■ TASK BRIEF
Print the complete set of entries exactly.

■ EXTRACTED RECORDS
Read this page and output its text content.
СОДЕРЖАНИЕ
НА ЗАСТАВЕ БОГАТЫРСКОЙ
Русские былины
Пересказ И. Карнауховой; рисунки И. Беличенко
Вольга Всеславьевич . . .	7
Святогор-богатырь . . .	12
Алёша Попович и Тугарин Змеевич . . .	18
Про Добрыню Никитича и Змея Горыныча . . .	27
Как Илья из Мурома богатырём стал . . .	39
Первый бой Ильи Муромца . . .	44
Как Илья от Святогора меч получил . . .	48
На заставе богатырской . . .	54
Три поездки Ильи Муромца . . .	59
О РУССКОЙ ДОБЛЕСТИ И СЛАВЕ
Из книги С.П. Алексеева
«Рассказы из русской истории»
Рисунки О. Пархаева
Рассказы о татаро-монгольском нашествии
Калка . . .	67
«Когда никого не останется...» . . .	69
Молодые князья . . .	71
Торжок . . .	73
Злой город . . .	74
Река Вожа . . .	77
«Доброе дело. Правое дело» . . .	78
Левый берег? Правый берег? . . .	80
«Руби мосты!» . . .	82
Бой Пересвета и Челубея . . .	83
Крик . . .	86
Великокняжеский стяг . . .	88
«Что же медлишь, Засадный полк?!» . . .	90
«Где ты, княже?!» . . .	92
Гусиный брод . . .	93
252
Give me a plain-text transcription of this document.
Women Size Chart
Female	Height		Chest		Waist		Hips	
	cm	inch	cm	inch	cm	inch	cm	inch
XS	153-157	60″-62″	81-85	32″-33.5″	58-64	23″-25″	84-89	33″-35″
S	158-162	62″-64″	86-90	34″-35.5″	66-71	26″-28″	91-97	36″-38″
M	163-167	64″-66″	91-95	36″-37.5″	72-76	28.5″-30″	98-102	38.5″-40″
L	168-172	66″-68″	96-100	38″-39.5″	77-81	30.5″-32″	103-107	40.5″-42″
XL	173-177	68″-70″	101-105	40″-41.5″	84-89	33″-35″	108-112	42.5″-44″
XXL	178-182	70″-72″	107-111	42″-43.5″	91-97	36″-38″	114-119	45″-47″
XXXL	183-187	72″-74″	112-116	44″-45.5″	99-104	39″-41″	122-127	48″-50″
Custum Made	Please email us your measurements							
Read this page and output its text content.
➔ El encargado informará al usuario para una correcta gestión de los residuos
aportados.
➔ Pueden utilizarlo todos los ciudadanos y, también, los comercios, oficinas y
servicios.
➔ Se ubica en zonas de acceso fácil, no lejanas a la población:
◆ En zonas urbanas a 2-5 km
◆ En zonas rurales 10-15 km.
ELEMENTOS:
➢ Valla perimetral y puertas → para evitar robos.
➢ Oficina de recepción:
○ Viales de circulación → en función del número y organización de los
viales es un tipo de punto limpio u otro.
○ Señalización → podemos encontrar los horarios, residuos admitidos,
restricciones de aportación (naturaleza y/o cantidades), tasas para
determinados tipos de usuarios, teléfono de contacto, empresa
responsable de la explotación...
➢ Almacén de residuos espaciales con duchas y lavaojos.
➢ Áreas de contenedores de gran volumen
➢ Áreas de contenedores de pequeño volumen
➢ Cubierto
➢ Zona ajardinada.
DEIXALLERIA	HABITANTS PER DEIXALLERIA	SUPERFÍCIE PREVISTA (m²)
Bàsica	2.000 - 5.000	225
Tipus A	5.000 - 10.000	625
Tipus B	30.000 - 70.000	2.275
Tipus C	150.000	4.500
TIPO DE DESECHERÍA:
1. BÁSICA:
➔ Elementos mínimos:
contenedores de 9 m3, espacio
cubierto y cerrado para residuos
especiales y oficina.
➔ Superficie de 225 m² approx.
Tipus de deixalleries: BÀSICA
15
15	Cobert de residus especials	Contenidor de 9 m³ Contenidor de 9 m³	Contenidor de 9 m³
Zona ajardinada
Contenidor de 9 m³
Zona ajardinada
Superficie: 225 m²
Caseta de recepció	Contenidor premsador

■ RESPONSE TO THE EXERCISE
Read this page and output its text content.
СОДЕРЖАНИЕ
НА ЗАСТАВЕ БОГАТЫРСКОЙ
Русские былины
Пересказ И. Карнауховой; рисунки И. Беличенко
Вольга Всеславьевич . . .	7
Святогор-богатырь . . .	12
Алёша Попович и Тугарин Змеевич . . .	18
Про Добрыню Никитича и Змея Горыныча . . .	27
Как Илья из Мурома богатырём стал . . .	39
Первый бой Ильи Муромца . . .	44
Как Илья от Святогора меч получил . . .	48
На заставе богатырской . . .	54
Три поездки Ильи Муромца . . .	59
О РУССКОЙ ДОБЛЕСТИ И СЛАВЕ
Из книги С.П. Алексеева
«Рассказы из русской истории»
Рисунки О. Пархаева
Рассказы о татаро-монгольском нашествии
Калка . . .	67
«Когда никого не останется...» . . .	69
Молодые князья . . .	71
Торжок . . .	73
Злой город . . .	74
Река Вожа . . .	77
«Доброе дело. Правое дело» . . .	78
Левый берег? Правый берег? . . .	80
«Руби мосты!» . . .	82
Бой Пересвета и Челубея . . .	83
Крик . . .	86
Великокняжеский стяг . . .	88
«Что же медлишь, Засадный полк?!» . . .	90
«Где ты, княже?!» . . .	92
Гусиный брод . . .	93
252
Give me a plain-text transcription of this document.
Women Size Chart
Female	Height		Chest		Waist		Hips	
	cm	inch	cm	inch	cm	inch	cm	inch
XS	153-157	60″-62″	81-85	32″-33.5″	58-64	23″-25″	84-89	33″-35″
S	158-162	62″-64″	86-90	34″-35.5″	66-71	26″-28″	91-97	36″-38″
M	163-167	64″-66″	91-95	36″-37.5″	72-76	28.5″-30″	98-102	38.5″-40″
L	168-172	66″-68″	96-100	38″-39.5″	77-81	30.5″-32″	103-107	40.5″-42″
XL	173-177	68″-70″	101-105	40″-41.5″	84-89	33″-35″	108-112	42.5″-44″
XXL	178-182	70″-72″	107-111	42″-43.5″	91-97	36″-38″	114-119	45″-47″
XXXL	183-187	72″-74″	112-116	44″-45.5″	99-104	39″-41″	122-127	48″-50″
Custum Made	Please email us your measurements							
Read this page and output its text content.
➔ El encargado informará al usuario para una correcta gestión de los residuos
aportados.
➔ Pueden utilizarlo todos los ciudadanos y, también, los comercios, oficinas y
servicios.
➔ Se ubica en zonas de acceso fácil, no lejanas a la población:
◆ En zonas urbanas a 2-5 km
◆ En zonas rurales 10-15 km.
ELEMENTOS:
➢ Valla perimetral y puertas → para evitar robos.
➢ Oficina de recepción:
○ Viales de circulación → en función del número y organización de los
viales es un tipo de punto limpio u otro.
○ Señalización → podemos encontrar los horarios, residuos admitidos,
restricciones de aportación (naturaleza y/o cantidades), tasas para
determinados tipos de usuarios, teléfono de contacto, empresa
responsable de la explotación...
➢ Almacén de residuos espaciales con duchas y lavaojos.
➢ Áreas de contenedores de gran volumen
➢ Áreas de contenedores de pequeño volumen
➢ Cubierto
➢ Zona ajardinada.
DEIXALLERIA	HABITANTS PER DEIXALLERIA	SUPERFÍCIE PREVISTA (m²)
Bàsica	2.000 - 5.000	225
Tipus A	5.000 - 10.000	625
Tipus B	30.000 - 70.000	2.275
Tipus C	150.000	4.500
TIPO DE DESECHERÍA:
1. BÁSICA:
➔ Elementos mínimos:
contenedores de 9 m3, espacio
cubierto y cerrado para residuos
especiales y oficina.
➔ Superficie de 225 m² approx.
Tipus de deixalleries: BÀSICA
15
15	Cobert de residus especials	Contenidor de 9 m³ Contenidor de 9 m³	Contenidor de 9 m³
Zona ajardinada
Contenidor de 9 m³
Zona ajardinada
Superficie: 225 m²
Caseta de recepció	Contenidor premsador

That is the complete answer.